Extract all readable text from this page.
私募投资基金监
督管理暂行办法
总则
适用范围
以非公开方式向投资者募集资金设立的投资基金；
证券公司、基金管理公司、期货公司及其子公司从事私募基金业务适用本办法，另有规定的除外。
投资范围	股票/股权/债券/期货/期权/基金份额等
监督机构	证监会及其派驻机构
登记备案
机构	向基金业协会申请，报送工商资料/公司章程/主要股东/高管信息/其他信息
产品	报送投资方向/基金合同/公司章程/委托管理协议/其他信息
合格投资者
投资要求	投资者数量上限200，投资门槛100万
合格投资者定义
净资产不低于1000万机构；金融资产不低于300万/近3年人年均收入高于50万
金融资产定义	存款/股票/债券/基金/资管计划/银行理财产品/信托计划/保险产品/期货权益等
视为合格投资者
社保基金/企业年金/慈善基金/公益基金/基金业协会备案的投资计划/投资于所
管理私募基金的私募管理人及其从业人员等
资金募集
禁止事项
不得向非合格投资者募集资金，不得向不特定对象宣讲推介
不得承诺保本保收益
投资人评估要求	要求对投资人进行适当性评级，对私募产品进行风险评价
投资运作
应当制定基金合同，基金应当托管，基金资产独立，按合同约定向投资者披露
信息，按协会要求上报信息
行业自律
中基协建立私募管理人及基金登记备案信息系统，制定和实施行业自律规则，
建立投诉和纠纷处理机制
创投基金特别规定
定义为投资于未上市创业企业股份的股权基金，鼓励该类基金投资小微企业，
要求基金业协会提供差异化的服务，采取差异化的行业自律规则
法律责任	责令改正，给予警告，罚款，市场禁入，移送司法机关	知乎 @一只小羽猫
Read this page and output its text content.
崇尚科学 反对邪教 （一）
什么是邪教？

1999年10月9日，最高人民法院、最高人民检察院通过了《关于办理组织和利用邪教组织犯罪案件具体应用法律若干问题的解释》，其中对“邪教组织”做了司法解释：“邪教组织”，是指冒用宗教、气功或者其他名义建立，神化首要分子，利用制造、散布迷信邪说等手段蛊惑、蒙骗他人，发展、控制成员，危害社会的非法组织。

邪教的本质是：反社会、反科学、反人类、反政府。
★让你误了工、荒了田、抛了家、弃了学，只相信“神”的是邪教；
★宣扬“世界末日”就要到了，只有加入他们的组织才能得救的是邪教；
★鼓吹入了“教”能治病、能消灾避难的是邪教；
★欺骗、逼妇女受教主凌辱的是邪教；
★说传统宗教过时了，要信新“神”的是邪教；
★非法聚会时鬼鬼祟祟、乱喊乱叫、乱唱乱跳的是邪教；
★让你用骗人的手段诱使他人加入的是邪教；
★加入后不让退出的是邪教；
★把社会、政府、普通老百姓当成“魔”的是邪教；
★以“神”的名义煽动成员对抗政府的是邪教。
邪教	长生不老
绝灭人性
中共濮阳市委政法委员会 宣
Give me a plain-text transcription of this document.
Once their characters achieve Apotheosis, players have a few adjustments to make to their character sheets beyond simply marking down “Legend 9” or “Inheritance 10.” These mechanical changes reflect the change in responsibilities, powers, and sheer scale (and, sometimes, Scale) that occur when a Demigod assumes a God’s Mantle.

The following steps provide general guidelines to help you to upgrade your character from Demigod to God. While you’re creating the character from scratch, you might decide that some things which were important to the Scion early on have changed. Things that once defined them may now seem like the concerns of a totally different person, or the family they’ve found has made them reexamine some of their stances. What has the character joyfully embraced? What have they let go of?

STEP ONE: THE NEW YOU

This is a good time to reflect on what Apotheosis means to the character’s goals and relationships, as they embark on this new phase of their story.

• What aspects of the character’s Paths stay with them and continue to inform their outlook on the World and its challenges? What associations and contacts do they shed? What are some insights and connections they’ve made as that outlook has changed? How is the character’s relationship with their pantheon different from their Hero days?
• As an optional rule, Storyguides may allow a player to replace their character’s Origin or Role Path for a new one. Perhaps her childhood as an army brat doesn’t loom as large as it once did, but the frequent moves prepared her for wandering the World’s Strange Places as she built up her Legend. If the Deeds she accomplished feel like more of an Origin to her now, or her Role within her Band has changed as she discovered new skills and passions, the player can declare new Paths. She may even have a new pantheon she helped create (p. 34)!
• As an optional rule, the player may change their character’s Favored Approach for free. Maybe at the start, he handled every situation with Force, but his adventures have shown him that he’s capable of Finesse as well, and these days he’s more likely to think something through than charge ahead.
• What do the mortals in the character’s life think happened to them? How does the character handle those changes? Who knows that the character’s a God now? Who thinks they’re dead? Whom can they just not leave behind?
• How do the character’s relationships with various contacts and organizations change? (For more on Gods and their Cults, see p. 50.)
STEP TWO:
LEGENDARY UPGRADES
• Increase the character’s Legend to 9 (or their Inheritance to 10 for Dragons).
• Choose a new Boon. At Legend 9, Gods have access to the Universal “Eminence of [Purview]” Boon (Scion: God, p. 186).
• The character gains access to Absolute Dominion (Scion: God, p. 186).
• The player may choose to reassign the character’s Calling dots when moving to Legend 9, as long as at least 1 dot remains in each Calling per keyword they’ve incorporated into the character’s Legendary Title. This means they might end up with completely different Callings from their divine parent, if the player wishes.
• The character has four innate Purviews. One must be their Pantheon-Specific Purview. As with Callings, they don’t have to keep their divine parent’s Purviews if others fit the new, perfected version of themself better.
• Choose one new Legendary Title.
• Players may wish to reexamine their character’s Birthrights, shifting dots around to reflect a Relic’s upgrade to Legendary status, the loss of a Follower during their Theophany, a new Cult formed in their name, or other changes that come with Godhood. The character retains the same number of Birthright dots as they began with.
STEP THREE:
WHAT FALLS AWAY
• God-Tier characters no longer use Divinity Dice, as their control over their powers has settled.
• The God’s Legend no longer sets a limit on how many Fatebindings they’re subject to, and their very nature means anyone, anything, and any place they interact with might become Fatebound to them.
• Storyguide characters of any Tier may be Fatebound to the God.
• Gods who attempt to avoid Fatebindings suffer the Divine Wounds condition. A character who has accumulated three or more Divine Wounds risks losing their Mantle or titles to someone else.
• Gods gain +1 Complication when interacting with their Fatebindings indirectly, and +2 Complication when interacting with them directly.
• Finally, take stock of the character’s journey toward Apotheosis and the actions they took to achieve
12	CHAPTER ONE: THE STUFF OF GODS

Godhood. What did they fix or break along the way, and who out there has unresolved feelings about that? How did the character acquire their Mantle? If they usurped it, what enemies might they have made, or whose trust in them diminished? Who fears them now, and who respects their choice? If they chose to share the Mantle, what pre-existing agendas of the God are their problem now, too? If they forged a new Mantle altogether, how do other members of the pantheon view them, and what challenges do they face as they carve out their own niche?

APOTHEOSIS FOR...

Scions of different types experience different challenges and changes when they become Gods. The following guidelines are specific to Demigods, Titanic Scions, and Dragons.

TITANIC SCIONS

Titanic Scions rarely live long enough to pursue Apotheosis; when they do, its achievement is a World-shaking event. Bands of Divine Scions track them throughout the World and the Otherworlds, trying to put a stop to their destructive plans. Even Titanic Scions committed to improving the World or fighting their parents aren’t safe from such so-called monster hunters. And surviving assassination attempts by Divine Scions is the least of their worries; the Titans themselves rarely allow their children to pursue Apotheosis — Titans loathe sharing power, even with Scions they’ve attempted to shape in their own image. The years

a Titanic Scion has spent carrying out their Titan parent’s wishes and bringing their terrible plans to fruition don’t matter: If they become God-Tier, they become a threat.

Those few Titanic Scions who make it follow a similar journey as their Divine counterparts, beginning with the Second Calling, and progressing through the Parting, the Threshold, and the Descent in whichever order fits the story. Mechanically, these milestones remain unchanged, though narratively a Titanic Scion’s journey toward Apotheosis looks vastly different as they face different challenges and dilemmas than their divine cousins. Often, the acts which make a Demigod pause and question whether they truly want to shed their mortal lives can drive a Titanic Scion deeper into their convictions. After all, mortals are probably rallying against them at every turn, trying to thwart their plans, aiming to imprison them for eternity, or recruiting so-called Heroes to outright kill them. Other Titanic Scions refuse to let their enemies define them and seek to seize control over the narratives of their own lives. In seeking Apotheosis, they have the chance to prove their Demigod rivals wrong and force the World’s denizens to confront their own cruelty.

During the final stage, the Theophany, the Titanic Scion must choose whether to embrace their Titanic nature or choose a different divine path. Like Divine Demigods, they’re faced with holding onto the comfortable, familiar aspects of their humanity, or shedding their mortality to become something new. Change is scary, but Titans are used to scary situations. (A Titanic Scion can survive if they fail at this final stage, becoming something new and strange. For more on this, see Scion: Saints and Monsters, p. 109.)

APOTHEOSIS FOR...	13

━━━━━━

# SET TASK
Scan the lines for the string "made". Copy out each line that matches.

# OUTPUT
The following steps provide general guidelines to help you to upgrade your character from Demigod to God. While you’re creating the character from scratch, you might decide that some things which were important to the Scion early on have changed. Things that once defined them may now seem like the concerns of a totally different person, or the family they’ve found has made them reexamine some of their stances. What has the character joyfully embraced? What have they let go of?
• What aspects of the character’s Paths stay with them and continue to inform their outlook on the World and its challenges? What associations and contacts do they shed? What are some insights and connections they’ve made as that outlook has changed? How is the character’s relationship with their pantheon different from their Hero days?
Godhood. What did they fix or break along the way, and who out there has unresolved feelings about that? How did the character acquire their Mantle? If they usurped it, what enemies might they have made, or whose trust in them diminished? Who fears them now, and who respects their choice? If they chose to share the Mantle, what pre-existing agendas of the God are their problem now, too? If they forged a new Mantle altogether, how do other members of the pantheon view them, and what challenges do they face as they carve out their own niche?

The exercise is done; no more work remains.